### Stored entries
------------------------------
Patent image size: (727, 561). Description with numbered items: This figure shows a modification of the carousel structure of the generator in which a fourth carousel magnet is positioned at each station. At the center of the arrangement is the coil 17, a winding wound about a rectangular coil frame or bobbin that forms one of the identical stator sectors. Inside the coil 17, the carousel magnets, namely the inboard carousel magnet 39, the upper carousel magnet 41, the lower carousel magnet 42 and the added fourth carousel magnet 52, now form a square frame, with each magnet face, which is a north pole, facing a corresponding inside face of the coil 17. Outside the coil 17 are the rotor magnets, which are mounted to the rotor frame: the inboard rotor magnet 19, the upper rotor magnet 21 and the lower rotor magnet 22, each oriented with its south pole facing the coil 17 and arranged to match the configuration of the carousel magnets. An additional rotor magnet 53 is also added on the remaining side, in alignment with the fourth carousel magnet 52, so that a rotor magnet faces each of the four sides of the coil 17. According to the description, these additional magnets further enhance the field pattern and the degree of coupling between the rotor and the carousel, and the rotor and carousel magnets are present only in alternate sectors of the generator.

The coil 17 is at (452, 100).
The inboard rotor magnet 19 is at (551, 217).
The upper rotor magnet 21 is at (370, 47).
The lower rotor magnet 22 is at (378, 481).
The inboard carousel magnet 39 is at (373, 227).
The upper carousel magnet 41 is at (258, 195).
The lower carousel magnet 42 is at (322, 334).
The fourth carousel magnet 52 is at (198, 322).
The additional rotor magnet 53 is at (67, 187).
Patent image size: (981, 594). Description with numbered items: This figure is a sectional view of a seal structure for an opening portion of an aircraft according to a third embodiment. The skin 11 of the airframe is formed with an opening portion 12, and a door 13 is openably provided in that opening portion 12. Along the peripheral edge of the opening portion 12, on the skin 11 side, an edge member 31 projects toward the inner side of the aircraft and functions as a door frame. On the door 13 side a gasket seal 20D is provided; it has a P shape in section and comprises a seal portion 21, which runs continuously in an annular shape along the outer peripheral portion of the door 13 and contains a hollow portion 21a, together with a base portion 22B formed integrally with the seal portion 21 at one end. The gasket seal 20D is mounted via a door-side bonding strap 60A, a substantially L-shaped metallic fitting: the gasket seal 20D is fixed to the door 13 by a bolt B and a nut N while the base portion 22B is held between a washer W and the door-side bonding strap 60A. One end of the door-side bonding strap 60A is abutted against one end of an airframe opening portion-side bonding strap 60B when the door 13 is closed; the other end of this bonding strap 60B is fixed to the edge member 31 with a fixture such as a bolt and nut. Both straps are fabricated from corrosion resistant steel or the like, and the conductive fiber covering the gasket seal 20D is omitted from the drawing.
------------------------------
How many lines in the rows contain the string "lower"? Case counts. Give only the number.

3